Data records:
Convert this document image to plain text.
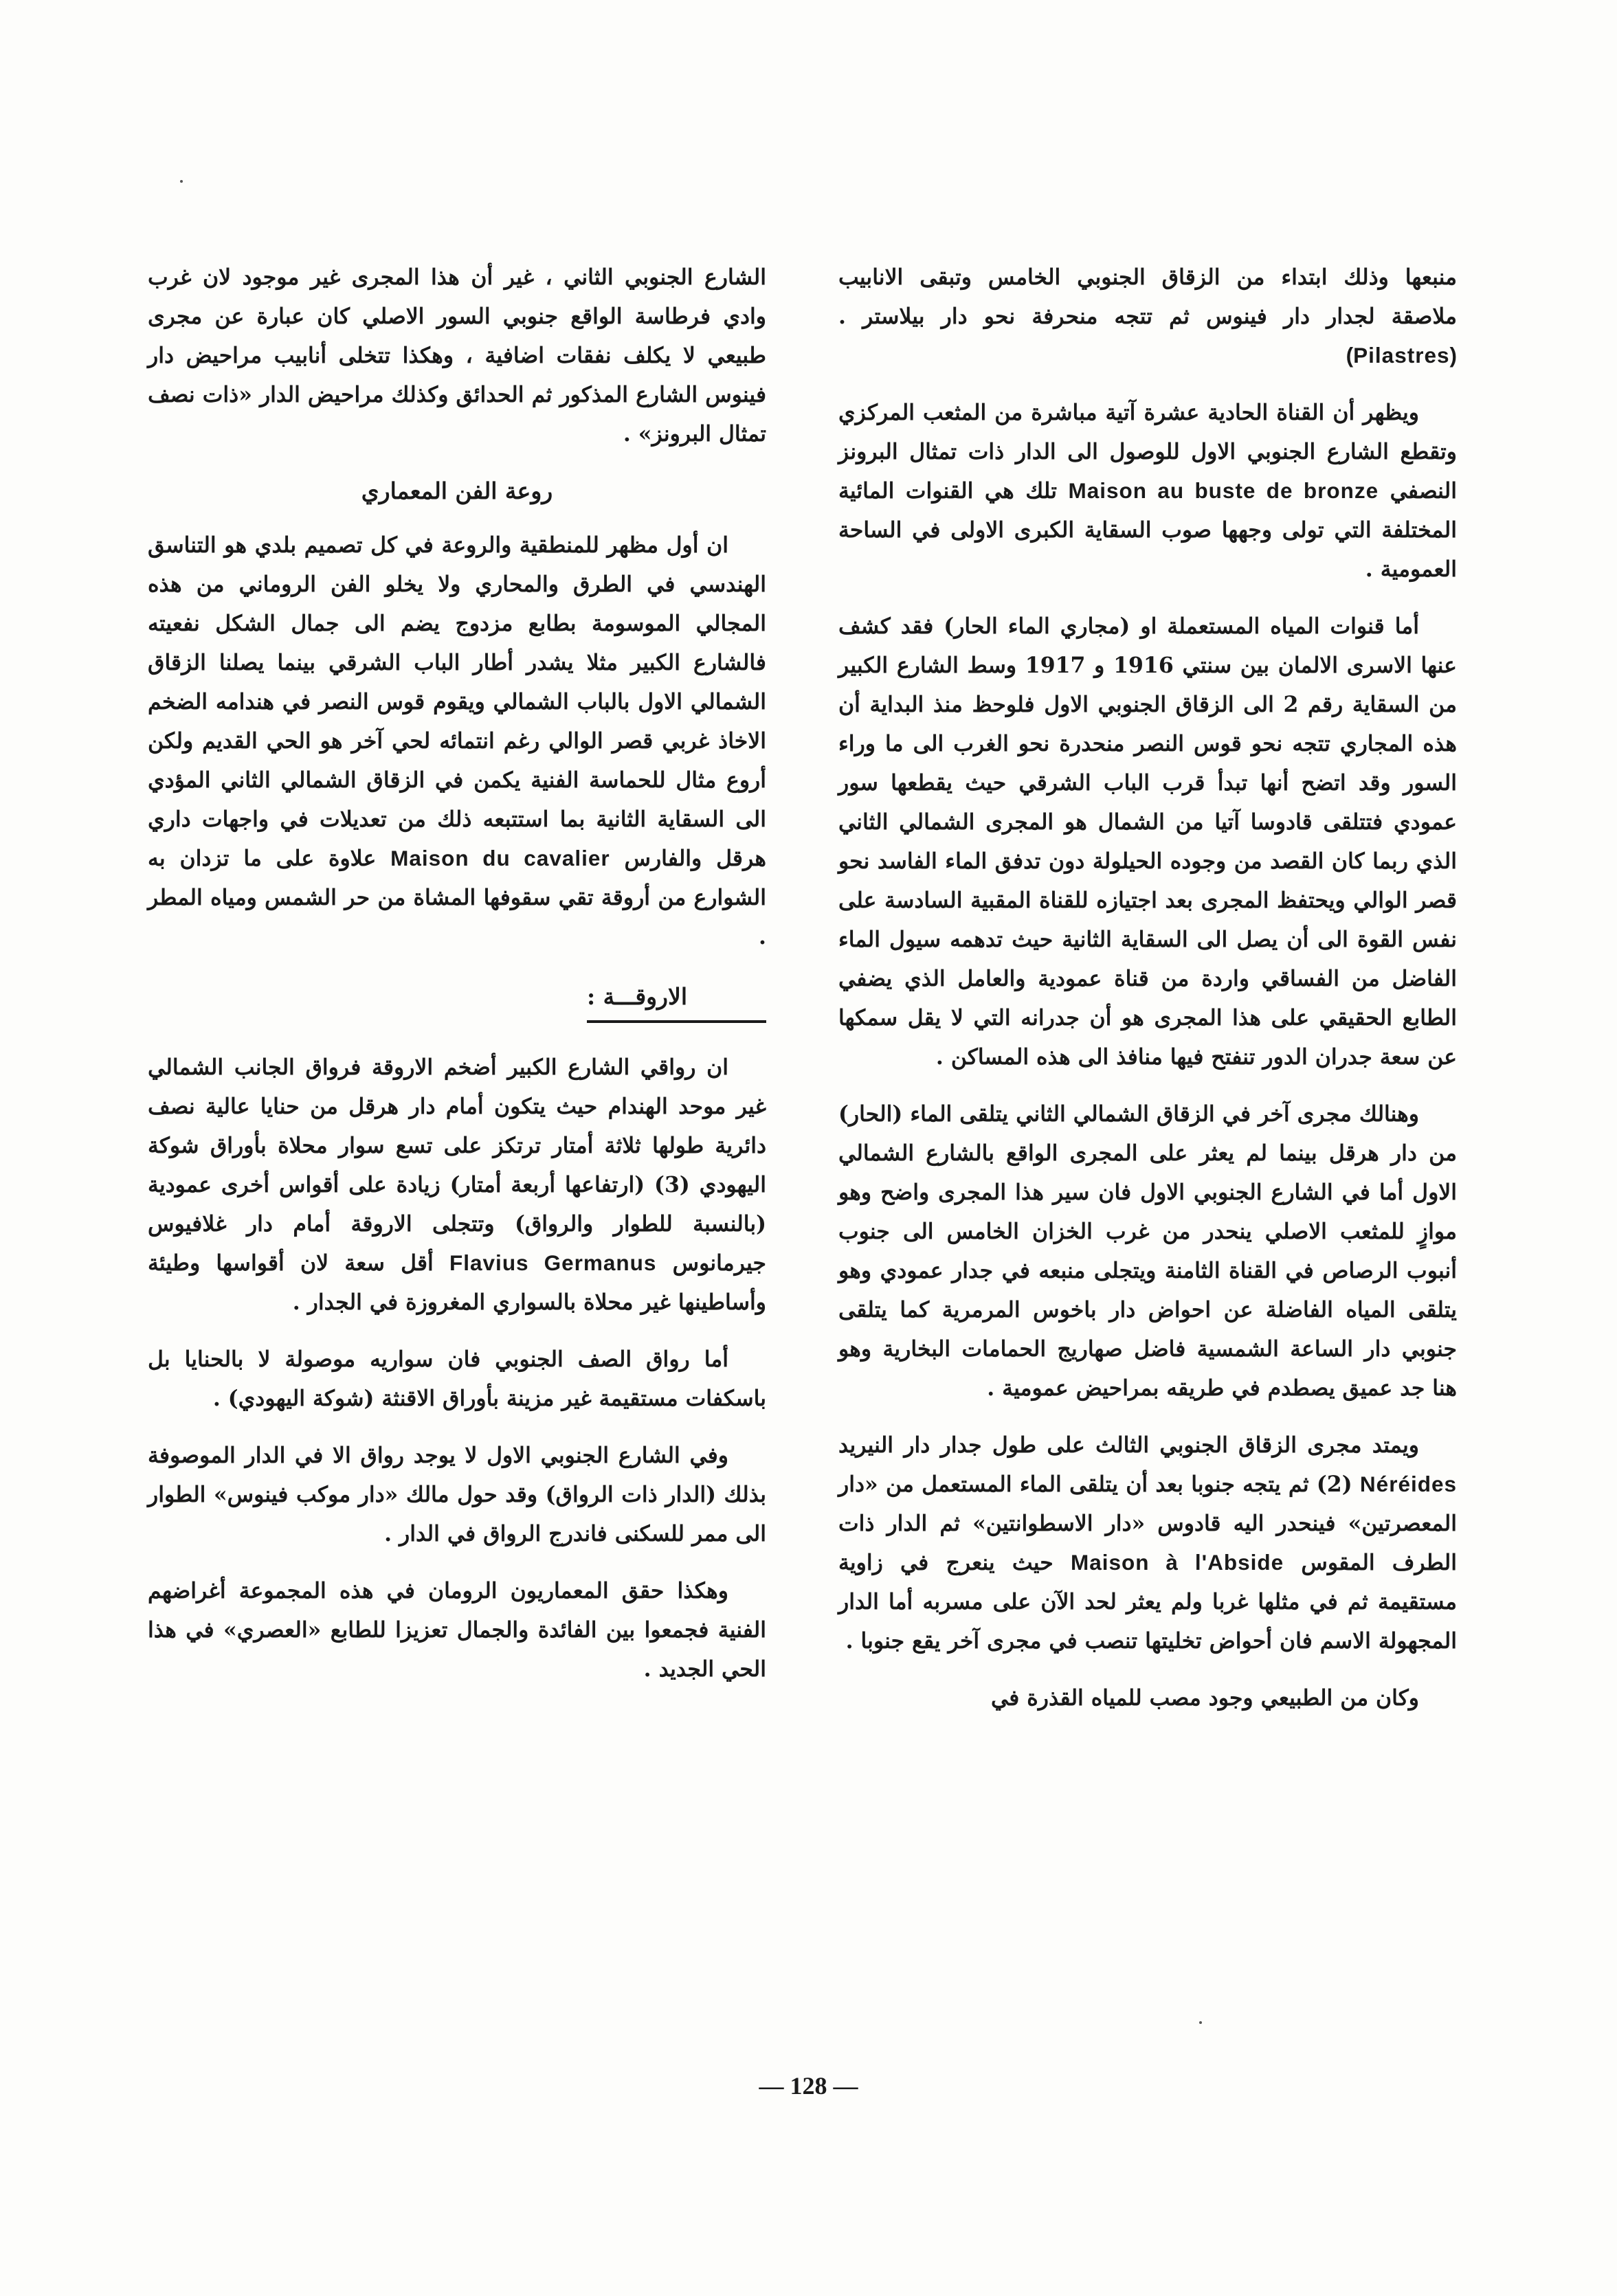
منبعها وذلك ابتداء من الزقاق الجنوبي الخامس وتبقى الانابيب ملاصقة لجدار دار فينوس ثم تتجه منحرفة نحو دار بيلاستر . (Pilastres)

ويظهر أن القناة الحادية عشرة آتية مباشرة من المثعب المركزي وتقطع الشارع الجنوبي الاول للوصول الى الدار ذات تمثال البرونز النصفي Maison au buste de bronze تلك هي القنوات المائية المختلفة التي تولى وجهها صوب السقاية الكبرى الاولى في الساحة العمومية .

أما قنوات المياه المستعملة او (مجاري الماء الحار) فقد كشف عنها الاسرى الالمان بين سنتي 1916 و 1917 وسط الشارع الكبير من السقاية رقم 2 الى الزقاق الجنوبي الاول فلوحظ منذ البداية أن هذه المجاري تتجه نحو قوس النصر منحدرة نحو الغرب الى ما وراء السور وقد اتضح أنها تبدأ قرب الباب الشرقي حيث يقطعها سور عمودي فتتلقى قادوسا آتيا من الشمال هو المجرى الشمالي الثاني الذي ربما كان القصد من وجوده الحيلولة دون تدفق الماء الفاسد نحو قصر الوالي ويحتفظ المجرى بعد اجتيازه للقناة المقبية السادسة على نفس القوة الى أن يصل الى السقاية الثانية حيث تدهمه سيول الماء الفاضل من الفساقي واردة من قناة عمودية والعامل الذي يضفي الطابع الحقيقي على هذا المجرى هو أن جدرانه التي لا يقل سمكها عن سعة جدران الدور تنفتح فيها منافذ الى هذه المساكن .

وهنالك مجرى آخر في الزقاق الشمالي الثاني يتلقى الماء (الحار) من دار هرقل بينما لم يعثر على المجرى الواقع بالشارع الشمالي الاول أما في الشارع الجنوبي الاول فان سير هذا المجرى واضح وهو موازٍ للمثعب الاصلي ينحدر من غرب الخزان الخامس الى جنوب أنبوب الرصاص في القناة الثامنة ويتجلى منبعه في جدار عمودي وهو يتلقى المياه الفاضلة عن احواض دار باخوس المرمرية كما يتلقى جنوبي دار الساعة الشمسية فاضل صهاريج الحمامات البخارية وهو هنا جد عميق يصطدم في طريقه بمراحيض عمومية .

ويمتد مجرى الزقاق الجنوبي الثالث على طول جدار دار النيريد Néréides (2) ثم يتجه جنوبا بعد أن يتلقى الماء المستعمل من «دار المعصرتين» فينحدر اليه قادوس «دار الاسطوانتين» ثم الدار ذات الطرف المقوس Maison à l'Abside حيث ينعرج في زاوية مستقيمة ثم في مثلها غربا ولم يعثر لحد الآن على مسربه أما الدار المجهولة الاسم فان أحواض تخليتها تنصب في مجرى آخر يقع جنوبا .

وكان من الطبيعي وجود مصب للمياه القذرة في

الشارع الجنوبي الثاني ، غير أن هذا المجرى غير موجود لان غرب وادي فرطاسة الواقع جنوبي السور الاصلي كان عبارة عن مجرى طبيعي لا يكلف نفقات اضافية ، وهكذا تتخلى أنابيب مراحيض دار فينوس الشارع المذكور ثم الحدائق وكذلك مراحيض الدار «ذات نصف تمثال البرونز» .

روعة الفن المعماري

ان أول مظهر للمنطقية والروعة في كل تصميم بلدي هو التناسق الهندسي في الطرق والمحاري ولا يخلو الفن الروماني من هذه المجالي الموسومة بطابع مزدوج يضم الى جمال الشكل نفعيته فالشارع الكبير مثلا يشدر أطار الباب الشرقي بينما يصلنا الزقاق الشمالي الاول بالباب الشمالي ويقوم قوس النصر في هندامه الضخم الاخاذ غربي قصر الوالي رغم انتمائه لحي آخر هو الحي القديم ولكن أروع مثال للحماسة الفنية يكمن في الزقاق الشمالي الثاني المؤدي الى السقاية الثانية بما استتبعه ذلك من تعديلات في واجهات داري هرقل والفارس Maison du cavalier علاوة على ما تزدان به الشوارع من أروقة تقي سقوفها المشاة من حر الشمس ومياه المطر .

الاروقـــة :

ان رواقي الشارع الكبير أضخم الاروقة فرواق الجانب الشمالي غير موحد الهندام حيث يتكون أمام دار هرقل من حنايا عالية نصف دائرية طولها ثلاثة أمتار ترتكز على تسع سوار محلاة بأوراق شوكة اليهودي (3) (ارتفاعها أربعة أمتار) زيادة على أقواس أخرى عمودية (بالنسبة للطوار والرواق) وتتجلى الاروقة أمام دار غلافيوس جيرمانوس Flavius Germanus أقل سعة لان أقواسها وطيئة وأساطينها غير محلاة بالسواري المغروزة في الجدار .

أما رواق الصف الجنوبي فان سواريه موصولة لا بالحنايا بل باسكفات مستقيمة غير مزينة بأوراق الاقنثة (شوكة اليهودي) .

وفي الشارع الجنوبي الاول لا يوجد رواق الا في الدار الموصوفة بذلك (الدار ذات الرواق) وقد حول مالك «دار موكب فينوس» الطوار الى ممر للسكنى فاندرج الرواق في الدار .

وهكذا حقق المعماريون الرومان في هذه المجموعة أغراضهم الفنية فجمعوا بين الفائدة والجمال تعزيزا للطابع «العصري» في هذا الحي الجديد .

— 128 —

▸ **Short task**: Pull out every line in the data above that has the word "فينوس".

▸ **Solution to the exercise**:
منبعها وذلك ابتداء من الزقاق الجنوبي الخامس وتبقى الانابيب ملاصقة لجدار دار فينوس ثم تتجه منحرفة نحو دار بيلاستر . (Pilastres)
الشارع الجنوبي الثاني ، غير أن هذا المجرى غير موجود لان غرب وادي فرطاسة الواقع جنوبي السور الاصلي كان عبارة عن مجرى طبيعي لا يكلف نفقات اضافية ، وهكذا تتخلى أنابيب مراحيض دار فينوس الشارع المذكور ثم الحدائق وكذلك مراحيض الدار «ذات نصف تمثال البرونز» .
وفي الشارع الجنوبي الاول لا يوجد رواق الا في الدار الموصوفة بذلك (الدار ذات الرواق) وقد حول مالك «دار موكب فينوس» الطوار الى ممر للسكنى فاندرج الرواق في الدار .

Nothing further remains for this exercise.